+++ DATA FOR THIS TASK +++

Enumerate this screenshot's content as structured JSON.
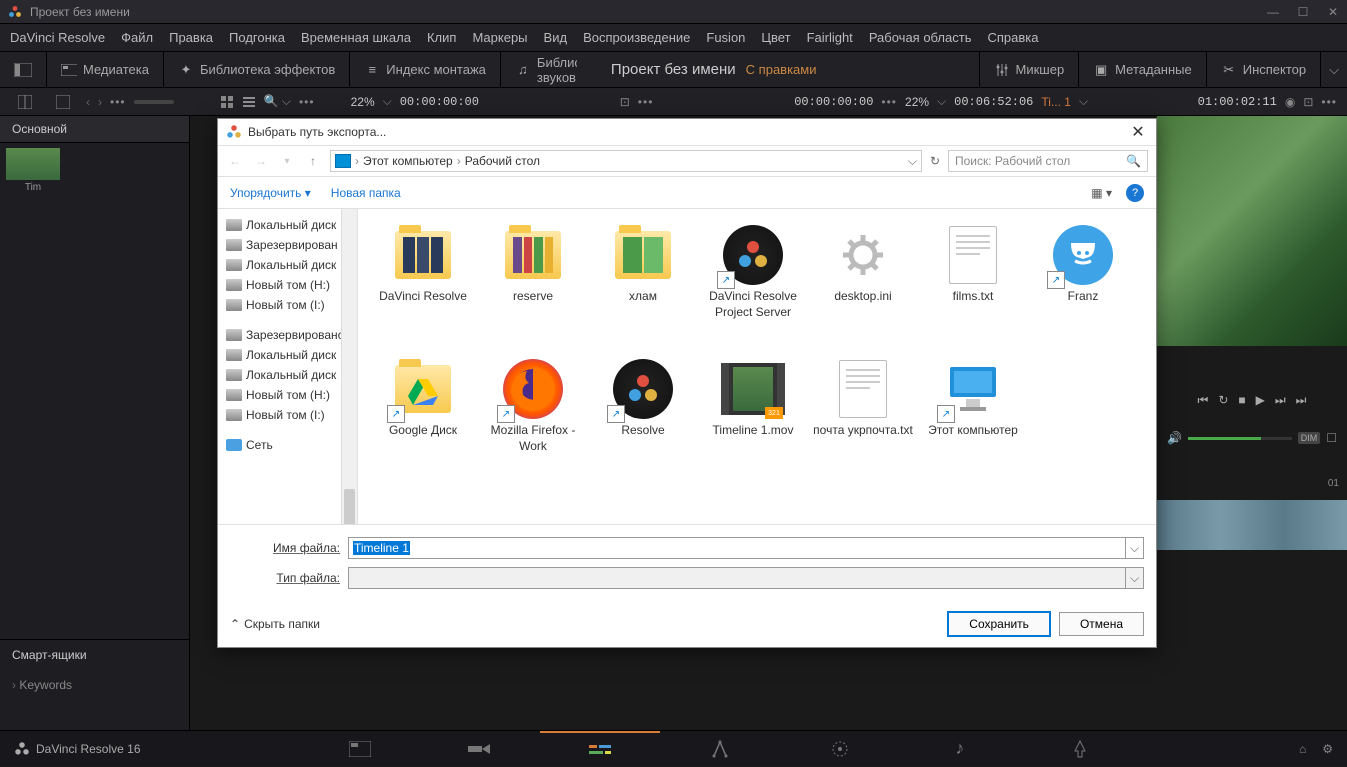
{
  "titlebar": {
    "title": "Проект без имени"
  },
  "menubar": [
    "DaVinci Resolve",
    "Файл",
    "Правка",
    "Подгонка",
    "Временная шкала",
    "Клип",
    "Маркеры",
    "Вид",
    "Воспроизведение",
    "Fusion",
    "Цвет",
    "Fairlight",
    "Рабочая область",
    "Справка"
  ],
  "toolbar": {
    "media": "Медиатека",
    "effects": "Библиотека эффектов",
    "index": "Индекс монтажа",
    "library": "Библиотека звуков",
    "project": "Проект без имени",
    "edited": "С правками",
    "mixer": "Микшер",
    "metadata": "Метаданные",
    "inspector": "Инспектор"
  },
  "timeline": {
    "pct_left": "22%",
    "tc1": "00:00:00:00",
    "tc2": "00:00:00:00",
    "pct_right": "22%",
    "tc3": "00:06:52:06",
    "ti": "Ti... 1",
    "tc4": "01:00:02:11",
    "ts01": "01"
  },
  "leftpanel": {
    "tab": "Основной",
    "thumb_label": "Tim",
    "smart": "Смарт-ящики",
    "keywords": "Keywords"
  },
  "dialog": {
    "title": "Выбрать путь экспорта...",
    "bc1": "Этот компьютер",
    "bc2": "Рабочий стол",
    "search_placeholder": "Поиск: Рабочий стол",
    "cmd_organize": "Упорядочить",
    "cmd_newfolder": "Новая папка",
    "tree": [
      "Локальный диск",
      "Зарезервирован",
      "Локальный диск",
      "Новый том (H:)",
      "Новый том (I:)",
      "",
      "Зарезервировано",
      "Локальный диск",
      "Локальный диск",
      "Новый том (H:)",
      "Новый том (I:)",
      "",
      "Сеть"
    ],
    "files": [
      {
        "name": "DaVinci Resolve",
        "type": "folder-dr"
      },
      {
        "name": "reserve",
        "type": "folder-color"
      },
      {
        "name": "хлам",
        "type": "folder-green"
      },
      {
        "name": "DaVinci Resolve Project Server",
        "type": "resolve",
        "shortcut": true
      },
      {
        "name": "desktop.ini",
        "type": "gear"
      },
      {
        "name": "films.txt",
        "type": "txt"
      },
      {
        "name": "Franz",
        "type": "franz",
        "shortcut": true
      },
      {
        "name": "Google Диск",
        "type": "gdrive",
        "shortcut": true
      },
      {
        "name": "Mozilla Firefox - Work",
        "type": "firefox",
        "shortcut": true
      },
      {
        "name": "Resolve",
        "type": "resolve2",
        "shortcut": true
      },
      {
        "name": "Timeline 1.mov",
        "type": "video"
      },
      {
        "name": "почта укрпочта.txt",
        "type": "txt"
      },
      {
        "name": "Этот компьютер",
        "type": "monitor",
        "shortcut": true
      }
    ],
    "label_filename": "Имя файла:",
    "label_filetype": "Тип файла:",
    "filename_value": "Timeline 1",
    "filetype_value": "",
    "hide_folders": "Скрыть папки",
    "btn_save": "Сохранить",
    "btn_cancel": "Отмена"
  },
  "bottom": {
    "app": "DaVinci Resolve 16",
    "dim": "DIM"
  }
}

+++

Copy out each line in the listing that has the word "Рабочий".

- RESPONSE TO THIS TASK -
    "bc2": "Рабочий стол",
    "search_placeholder": "Поиск: Рабочий стол",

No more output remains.